DIRECTION
Quote all of the data below exactly, please.

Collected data
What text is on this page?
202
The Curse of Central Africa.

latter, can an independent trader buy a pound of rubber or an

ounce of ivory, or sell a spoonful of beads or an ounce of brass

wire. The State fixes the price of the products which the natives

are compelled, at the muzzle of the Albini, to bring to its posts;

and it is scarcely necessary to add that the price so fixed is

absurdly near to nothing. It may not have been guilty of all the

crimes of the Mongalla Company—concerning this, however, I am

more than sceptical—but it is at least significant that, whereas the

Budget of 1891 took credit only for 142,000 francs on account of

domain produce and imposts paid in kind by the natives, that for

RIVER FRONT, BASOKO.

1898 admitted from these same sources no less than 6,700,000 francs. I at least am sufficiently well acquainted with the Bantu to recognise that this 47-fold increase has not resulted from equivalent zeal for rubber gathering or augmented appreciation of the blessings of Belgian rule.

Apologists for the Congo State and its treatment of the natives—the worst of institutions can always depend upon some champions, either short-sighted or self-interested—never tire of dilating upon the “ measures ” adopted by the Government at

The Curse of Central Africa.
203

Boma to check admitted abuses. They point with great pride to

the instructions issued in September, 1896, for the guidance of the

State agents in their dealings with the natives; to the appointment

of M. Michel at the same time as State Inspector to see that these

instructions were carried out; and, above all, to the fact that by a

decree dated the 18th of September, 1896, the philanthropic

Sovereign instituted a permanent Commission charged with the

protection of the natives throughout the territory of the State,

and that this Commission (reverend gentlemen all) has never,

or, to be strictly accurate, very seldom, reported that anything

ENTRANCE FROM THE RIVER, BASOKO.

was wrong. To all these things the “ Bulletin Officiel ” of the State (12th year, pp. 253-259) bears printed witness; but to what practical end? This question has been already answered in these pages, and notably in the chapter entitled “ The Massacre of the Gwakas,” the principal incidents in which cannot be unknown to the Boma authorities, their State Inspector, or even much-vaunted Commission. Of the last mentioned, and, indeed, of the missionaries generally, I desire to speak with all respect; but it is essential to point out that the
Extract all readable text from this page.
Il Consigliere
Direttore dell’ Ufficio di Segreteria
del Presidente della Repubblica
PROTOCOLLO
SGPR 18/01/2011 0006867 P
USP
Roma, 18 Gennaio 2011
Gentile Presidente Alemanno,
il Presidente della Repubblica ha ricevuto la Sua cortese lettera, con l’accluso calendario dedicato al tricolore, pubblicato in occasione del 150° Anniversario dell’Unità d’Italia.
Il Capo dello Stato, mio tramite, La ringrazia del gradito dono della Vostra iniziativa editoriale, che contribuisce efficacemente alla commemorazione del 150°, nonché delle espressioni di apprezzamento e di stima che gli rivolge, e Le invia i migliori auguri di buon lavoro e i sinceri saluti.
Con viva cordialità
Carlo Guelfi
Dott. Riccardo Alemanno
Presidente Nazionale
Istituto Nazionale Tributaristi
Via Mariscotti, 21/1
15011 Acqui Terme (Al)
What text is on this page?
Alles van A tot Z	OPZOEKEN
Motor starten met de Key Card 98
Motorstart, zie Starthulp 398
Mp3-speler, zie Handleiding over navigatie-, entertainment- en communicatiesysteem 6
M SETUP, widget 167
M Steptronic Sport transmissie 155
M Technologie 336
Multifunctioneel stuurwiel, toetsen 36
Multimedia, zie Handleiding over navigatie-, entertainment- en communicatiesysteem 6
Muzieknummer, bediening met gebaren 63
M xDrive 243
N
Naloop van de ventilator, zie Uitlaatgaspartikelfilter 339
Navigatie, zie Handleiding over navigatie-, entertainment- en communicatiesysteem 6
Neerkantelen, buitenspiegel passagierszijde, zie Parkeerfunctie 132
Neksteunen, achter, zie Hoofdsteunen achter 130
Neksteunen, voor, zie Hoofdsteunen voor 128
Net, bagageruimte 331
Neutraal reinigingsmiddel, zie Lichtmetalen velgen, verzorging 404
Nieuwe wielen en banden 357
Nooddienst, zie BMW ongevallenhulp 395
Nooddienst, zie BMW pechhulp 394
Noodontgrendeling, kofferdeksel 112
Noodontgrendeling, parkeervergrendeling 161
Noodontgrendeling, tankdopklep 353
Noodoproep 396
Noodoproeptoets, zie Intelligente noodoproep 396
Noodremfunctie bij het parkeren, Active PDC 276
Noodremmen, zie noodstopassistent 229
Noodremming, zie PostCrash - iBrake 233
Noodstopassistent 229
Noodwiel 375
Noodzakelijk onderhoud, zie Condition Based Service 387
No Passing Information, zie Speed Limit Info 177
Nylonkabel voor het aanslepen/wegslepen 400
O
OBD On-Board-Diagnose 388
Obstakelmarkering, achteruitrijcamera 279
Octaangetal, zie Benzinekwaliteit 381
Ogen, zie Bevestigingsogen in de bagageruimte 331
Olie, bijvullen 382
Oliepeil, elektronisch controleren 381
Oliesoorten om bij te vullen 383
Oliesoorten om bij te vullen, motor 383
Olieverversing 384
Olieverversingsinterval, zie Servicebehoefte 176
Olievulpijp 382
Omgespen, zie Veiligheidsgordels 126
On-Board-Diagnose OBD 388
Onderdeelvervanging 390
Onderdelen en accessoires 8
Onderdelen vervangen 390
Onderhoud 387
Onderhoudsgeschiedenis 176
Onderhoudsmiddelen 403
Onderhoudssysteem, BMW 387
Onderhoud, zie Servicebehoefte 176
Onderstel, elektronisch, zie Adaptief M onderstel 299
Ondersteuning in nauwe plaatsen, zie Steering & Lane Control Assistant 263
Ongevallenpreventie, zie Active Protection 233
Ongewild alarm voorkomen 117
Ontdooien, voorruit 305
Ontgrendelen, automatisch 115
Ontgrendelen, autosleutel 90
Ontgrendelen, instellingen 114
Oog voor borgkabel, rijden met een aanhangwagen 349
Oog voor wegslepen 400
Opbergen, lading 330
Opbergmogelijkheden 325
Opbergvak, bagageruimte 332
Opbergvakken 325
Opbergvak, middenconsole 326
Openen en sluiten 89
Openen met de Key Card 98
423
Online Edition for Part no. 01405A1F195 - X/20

RESPONSE TO THIS EXERCISE
What text is on this page?
202
The Curse of Central Africa.

latter, can an independent trader buy a pound of rubber or an

ounce of ivory, or sell a spoonful of beads or an ounce of brass

wire. The State fixes the price of the products which the natives

are compelled, at the muzzle of the Albini, to bring to its posts;

and it is scarcely necessary to add that the price so fixed is

absurdly near to nothing. It may not have been guilty of all the

crimes of the Mongalla Company—concerning this, however, I am

more than sceptical—but it is at least significant that, whereas the

Budget of 1891 took credit only for 142,000 francs on account of

domain produce and imposts paid in kind by the natives, that for

RIVER FRONT, BASOKO.

1898 admitted from these same sources no less than 6,700,000 francs. I at least am sufficiently well acquainted with the Bantu to recognise that this 47-fold increase has not resulted from equivalent zeal for rubber gathering or augmented appreciation of the blessings of Belgian rule.

Apologists for the Congo State and its treatment of the natives—the worst of institutions can always depend upon some champions, either short-sighted or self-interested—never tire of dilating upon the “ measures ” adopted by the Government at

The Curse of Central Africa.
203

Boma to check admitted abuses. They point with great pride to

the instructions issued in September, 1896, for the guidance of the

State agents in their dealings with the natives; to the appointment

of M. Michel at the same time as State Inspector to see that these

instructions were carried out; and, above all, to the fact that by a

decree dated the 18th of September, 1896, the philanthropic

Sovereign instituted a permanent Commission charged with the

protection of the natives throughout the territory of the State,

and that this Commission (reverend gentlemen all) has never,

or, to be strictly accurate, very seldom, reported that anything

ENTRANCE FROM THE RIVER, BASOKO.

was wrong. To all these things the “ Bulletin Officiel ” of the State (12th year, pp. 253-259) bears printed witness; but to what practical end? This question has been already answered in these pages, and notably in the chapter entitled “ The Massacre of the Gwakas,” the principal incidents in which cannot be unknown to the Boma authorities, their State Inspector, or even much-vaunted Commission. Of the last mentioned, and, indeed, of the missionaries generally, I desire to speak with all respect; but it is essential to point out that the
Extract all readable text from this page.
Il Consigliere
Direttore dell’ Ufficio di Segreteria
del Presidente della Repubblica
PROTOCOLLO
SGPR 18/01/2011 0006867 P
USP
Roma, 18 Gennaio 2011
Gentile Presidente Alemanno,
il Presidente della Repubblica ha ricevuto la Sua cortese lettera, con l’accluso calendario dedicato al tricolore, pubblicato in occasione del 150° Anniversario dell’Unità d’Italia.
Il Capo dello Stato, mio tramite, La ringrazia del gradito dono della Vostra iniziativa editoriale, che contribuisce efficacemente alla commemorazione del 150°, nonché delle espressioni di apprezzamento e di stima che gli rivolge, e Le invia i migliori auguri di buon lavoro e i sinceri saluti.
Con viva cordialità
Carlo Guelfi
Dott. Riccardo Alemanno
Presidente Nazionale
Istituto Nazionale Tributaristi
Via Mariscotti, 21/1
15011 Acqui Terme (Al)
What text is on this page?
Alles van A tot Z	OPZOEKEN
Motor starten met de Key Card 98
Motorstart, zie Starthulp 398
Mp3-speler, zie Handleiding over navigatie-, entertainment- en communicatiesysteem 6
M SETUP, widget 167
M Steptronic Sport transmissie 155
M Technologie 336
Multifunctioneel stuurwiel, toetsen 36
Multimedia, zie Handleiding over navigatie-, entertainment- en communicatiesysteem 6
Muzieknummer, bediening met gebaren 63
M xDrive 243
N
Naloop van de ventilator, zie Uitlaatgaspartikelfilter 339
Navigatie, zie Handleiding over navigatie-, entertainment- en communicatiesysteem 6
Neerkantelen, buitenspiegel passagierszijde, zie Parkeerfunctie 132
Neksteunen, achter, zie Hoofdsteunen achter 130
Neksteunen, voor, zie Hoofdsteunen voor 128
Net, bagageruimte 331
Neutraal reinigingsmiddel, zie Lichtmetalen velgen, verzorging 404
Nieuwe wielen en banden 357
Nooddienst, zie BMW ongevallenhulp 395
Nooddienst, zie BMW pechhulp 394
Noodontgrendeling, kofferdeksel 112
Noodontgrendeling, parkeervergrendeling 161
Noodontgrendeling, tankdopklep 353
Noodoproep 396
Noodoproeptoets, zie Intelligente noodoproep 396
Noodremfunctie bij het parkeren, Active PDC 276
Noodremmen, zie noodstopassistent 229
Noodremming, zie PostCrash - iBrake 233
Noodstopassistent 229
Noodwiel 375
Noodzakelijk onderhoud, zie Condition Based Service 387
No Passing Information, zie Speed Limit Info 177
Nylonkabel voor het aanslepen/wegslepen 400
O
OBD On-Board-Diagnose 388
Obstakelmarkering, achteruitrijcamera 279
Octaangetal, zie Benzinekwaliteit 381
Ogen, zie Bevestigingsogen in de bagageruimte 331
Olie, bijvullen 382
Oliepeil, elektronisch controleren 381
Oliesoorten om bij te vullen 383
Oliesoorten om bij te vullen, motor 383
Olieverversing 384
Olieverversingsinterval, zie Servicebehoefte 176
Olievulpijp 382
Omgespen, zie Veiligheidsgordels 126
On-Board-Diagnose OBD 388
Onderdeelvervanging 390
Onderdelen en accessoires 8
Onderdelen vervangen 390
Onderhoud 387
Onderhoudsgeschiedenis 176
Onderhoudsmiddelen 403
Onderhoudssysteem, BMW 387
Onderhoud, zie Servicebehoefte 176
Onderstel, elektronisch, zie Adaptief M onderstel 299
Ondersteuning in nauwe plaatsen, zie Steering & Lane Control Assistant 263
Ongevallenpreventie, zie Active Protection 233
Ongewild alarm voorkomen 117
Ontdooien, voorruit 305
Ontgrendelen, automatisch 115
Ontgrendelen, autosleutel 90
Ontgrendelen, instellingen 114
Oog voor borgkabel, rijden met een aanhangwagen 349
Oog voor wegslepen 400
Opbergen, lading 330
Opbergmogelijkheden 325
Opbergvak, bagageruimte 332
Opbergvakken 325
Opbergvak, middenconsole 326
Openen en sluiten 89
Openen met de Key Card 98
423
Online Edition for Part no. 01405A1F195 - X/20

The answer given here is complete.